▸ **Records to process**:

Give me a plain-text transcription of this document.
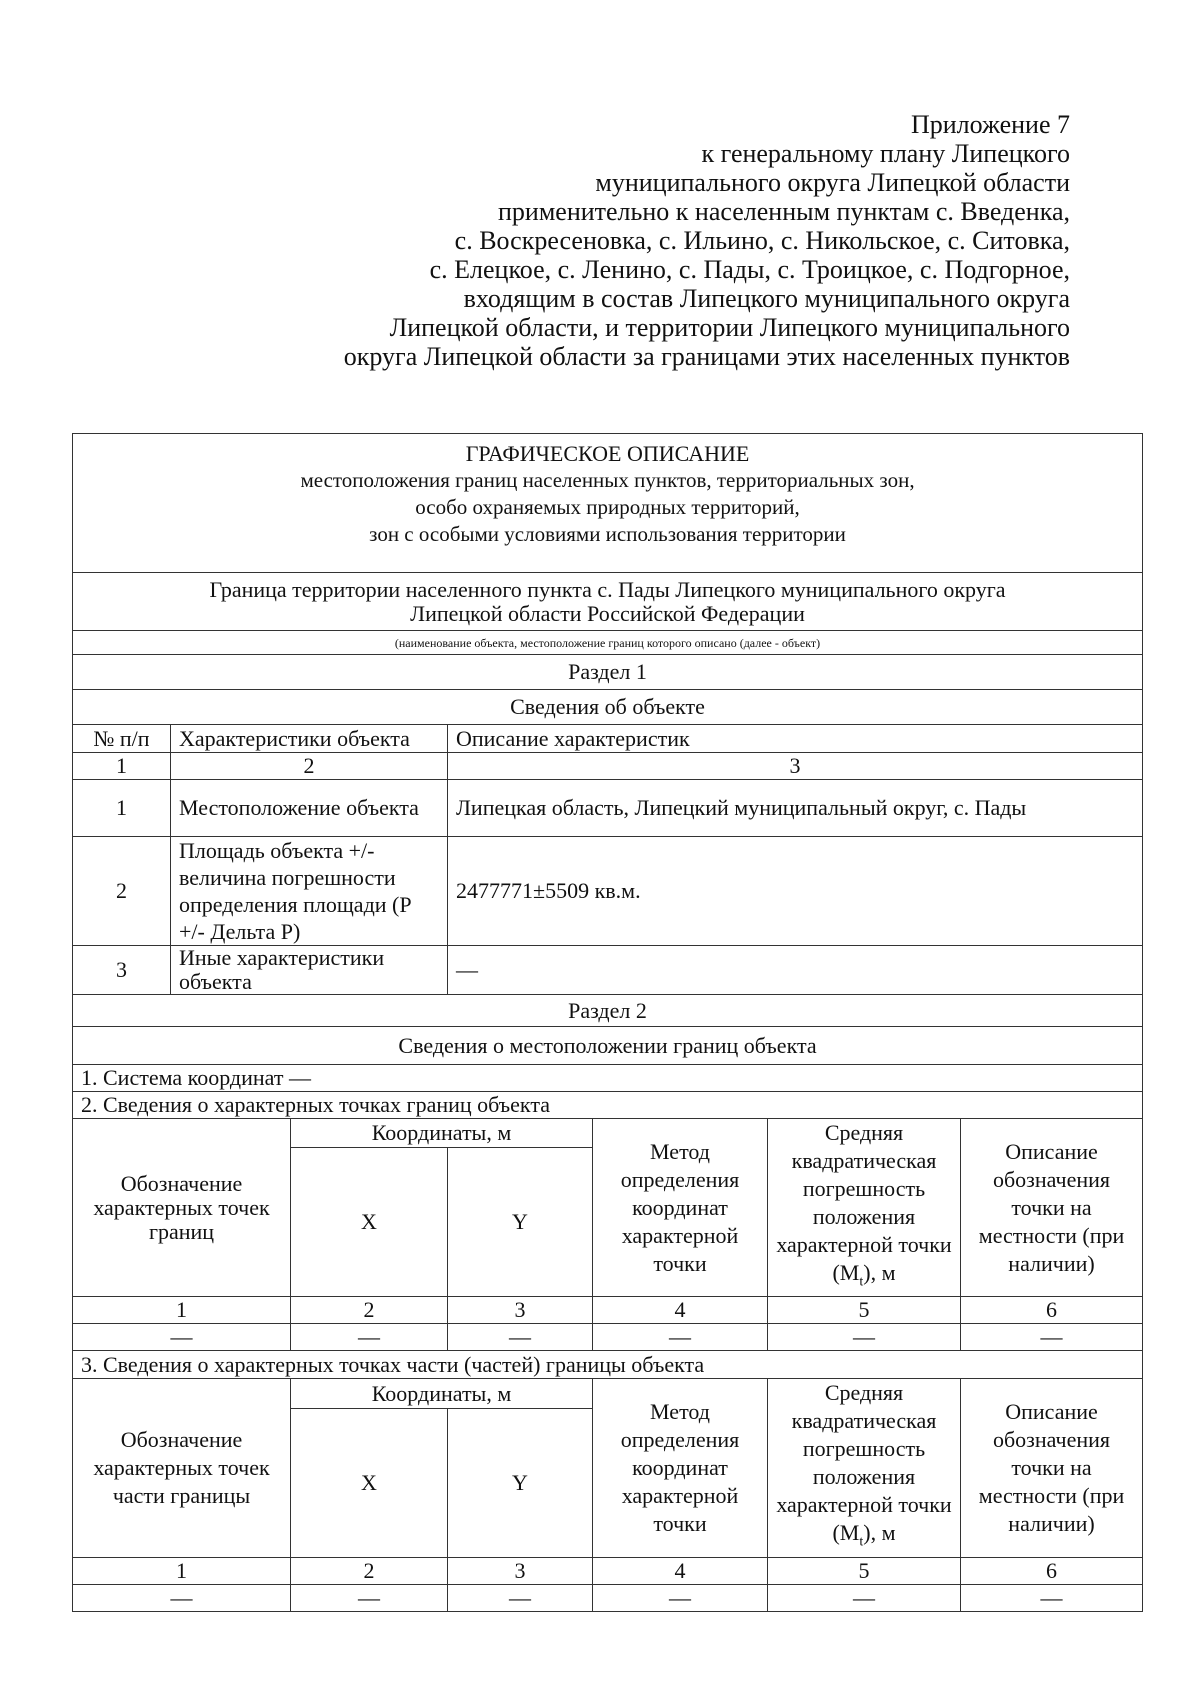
Приложение 7
к генеральному плану Липецкого
муниципального округа Липецкой области
применительно к населенным пунктам с. Введенка,
с. Воскресеновка, с. Ильино, с. Никольское, с. Ситовка,
с. Елецкое, с. Ленино, с. Пады, с. Троицкое, с. Подгорное,
входящим в состав Липецкого муниципального округа
Липецкой области, и территории Липецкого муниципального
округа Липецкой области за границами этих населенных пунктов
ГРАФИЧЕСКОЕ ОПИСАНИЕ
местоположения границ населенных пунктов, территориальных зон,
особо охраняемых природных территорий,
зон с особыми условиями использования территории						

Граница территории населенного пункта с. Пады Липецкого муниципального округа
Липецкой области Российской Федерации						

(наименование объекта, местоположение границ которого описано (далее - объект)						
Раздел 1						
Сведения об объекте						
№ п/п	Характеристики объекта		Описание характеристик			
1	2		3			
1	Местоположение объекта		Липецкая область, Липецкий муниципальный округ, с. Пады			
2	Площадь объекта +/- величина погрешности определения площади (P +/- Дельта P)		2477771±5509 кв.м.			
3	Иные характеристики объекта		—			
Раздел 2						
Сведения о местоположении границ объекта						
1. Система координат —						
2. Сведения о характерных точках границ объекта						
Обозначение характерных точек границ		Координаты, м		Метод определения координат характерной точки	Средняя квадратическая погрешность положения характерной точки $(M_t)$, м	Описание обозначения точки на местности (при наличии)
		X	Y			
1		2	3	4	5	6
—		—	—	—	—	—
3. Сведения о характерных точках части (частей) границы объекта						
Обозначение характерных точек части границы		Координаты, м		Метод определения координат характерной точки	Средняя квадратическая погрешность положения характерной точки $(M_t)$, м	Описание обозначения точки на местности (при наличии)
		X	Y			
1		2	3	4	5	6
—		—	—	—	—	—
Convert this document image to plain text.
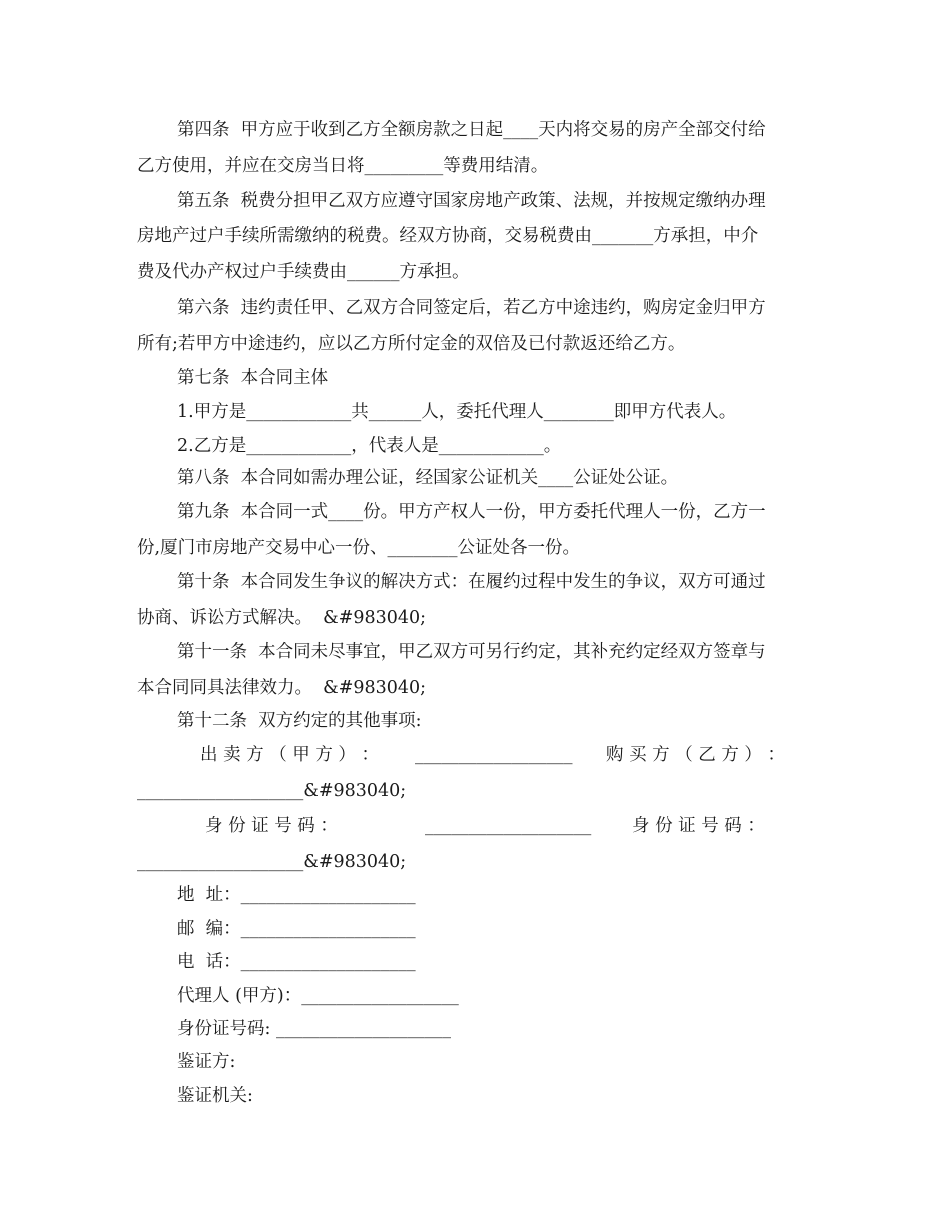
第四条  甲方应于收到乙方全额房款之日起____天内将交易的房产全部交付给
乙方使用，并应在交房当日将_________等费用结清。
第五条  税费分担甲乙双方应遵守国家房地产政策、法规，并按规定缴纳办理
房地产过户手续所需缴纳的税费。经双方协商，交易税费由_______方承担，中介
费及代办产权过户手续费由______方承担。
第六条  违约责任甲、乙双方合同签定后，若乙方中途违约，购房定金归甲方
所有;若甲方中途违约，应以乙方所付定金的双倍及已付款返还给乙方。
第七条  本合同主体
1.甲方是____________共______人，委托代理人________即甲方代表人。
2.乙方是____________，代表人是____________。
第八条  本合同如需办理公证，经国家公证机关____公证处公证。
第九条  本合同一式____份。甲方产权人一份，甲方委托代理人一份，乙方一
份,厦门市房地产交易中心一份、________公证处各一份。
第十条  本合同发生争议的解决方式：在履约过程中发生的争议，双方可通过
协商、诉讼方式解决。  &#983040;
第十一条  本合同未尽事宜，甲乙双方可另行约定，其补充约定经双方签章与
本合同同具法律效力。  &#983040;
第十二条  双方约定的其他事项:
出 卖 方 （ 甲 方 ） ： __________________ 购 买 方 （ 乙 方 ） ：
___________________&#983040;
身 份 证 号 码 ：	___________________ 身 份 证 号 码 ：
___________________&#983040;
地  址：____________________
邮  编：____________________
电  话：____________________
代理人 (甲方)：__________________
身份证号码: ____________________
鉴证方:
鉴证机关:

▸ **Given request**: Copy every record above exactly, leaving out any pictures.

▸ **Answer to the exercise**:
Give me a plain-text transcription of this document.
Приложение 7
к генеральному плану Липецкого
муниципального округа Липецкой области
применительно к населенным пунктам с. Введенка,
с. Воскресеновка, с. Ильино, с. Никольское, с. Ситовка,
с. Елецкое, с. Ленино, с. Пады, с. Троицкое, с. Подгорное,
входящим в состав Липецкого муниципального округа
Липецкой области, и территории Липецкого муниципального
округа Липецкой области за границами этих населенных пунктов
ГРАФИЧЕСКОЕ ОПИСАНИЕ
местоположения границ населенных пунктов, территориальных зон,
особо охраняемых природных территорий,
зон с особыми условиями использования территории						

Граница территории населенного пункта с. Пады Липецкого муниципального округа
Липецкой области Российской Федерации						

(наименование объекта, местоположение границ которого описано (далее - объект)						
Раздел 1						
Сведения об объекте						
№ п/п	Характеристики объекта		Описание характеристик			
1	2		3			
1	Местоположение объекта		Липецкая область, Липецкий муниципальный округ, с. Пады			
2	Площадь объекта +/- величина погрешности определения площади (P +/- Дельта P)		2477771±5509 кв.м.			
3	Иные характеристики объекта		—			
Раздел 2						
Сведения о местоположении границ объекта						
1. Система координат —						
2. Сведения о характерных точках границ объекта						
Обозначение характерных точек границ		Координаты, м		Метод определения координат характерной точки	Средняя квадратическая погрешность положения характерной точки $(M_t)$, м	Описание обозначения точки на местности (при наличии)
		X	Y			
1		2	3	4	5	6
—		—	—	—	—	—
3. Сведения о характерных точках части (частей) границы объекта						
Обозначение характерных точек части границы		Координаты, м		Метод определения координат характерной точки	Средняя квадратическая погрешность положения характерной точки $(M_t)$, м	Описание обозначения точки на местности (при наличии)
		X	Y			
1		2	3	4	5	6
—		—	—	—	—	—
Convert this document image to plain text.
第四条  甲方应于收到乙方全额房款之日起____天内将交易的房产全部交付给
乙方使用，并应在交房当日将_________等费用结清。
第五条  税费分担甲乙双方应遵守国家房地产政策、法规，并按规定缴纳办理
房地产过户手续所需缴纳的税费。经双方协商，交易税费由_______方承担，中介
费及代办产权过户手续费由______方承担。
第六条  违约责任甲、乙双方合同签定后，若乙方中途违约，购房定金归甲方
所有;若甲方中途违约，应以乙方所付定金的双倍及已付款返还给乙方。
第七条  本合同主体
1.甲方是____________共______人，委托代理人________即甲方代表人。
2.乙方是____________，代表人是____________。
第八条  本合同如需办理公证，经国家公证机关____公证处公证。
第九条  本合同一式____份。甲方产权人一份，甲方委托代理人一份，乙方一
份,厦门市房地产交易中心一份、________公证处各一份。
第十条  本合同发生争议的解决方式：在履约过程中发生的争议，双方可通过
协商、诉讼方式解决。  &#983040;
第十一条  本合同未尽事宜，甲乙双方可另行约定，其补充约定经双方签章与
本合同同具法律效力。  &#983040;
第十二条  双方约定的其他事项:
出 卖 方 （ 甲 方 ） ： __________________ 购 买 方 （ 乙 方 ） ：
___________________&#983040;
身 份 证 号 码 ：	___________________ 身 份 证 号 码 ：
___________________&#983040;
地  址：____________________
邮  编：____________________
电  话：____________________
代理人 (甲方)：__________________
身份证号码: ____________________
鉴证方:
鉴证机关:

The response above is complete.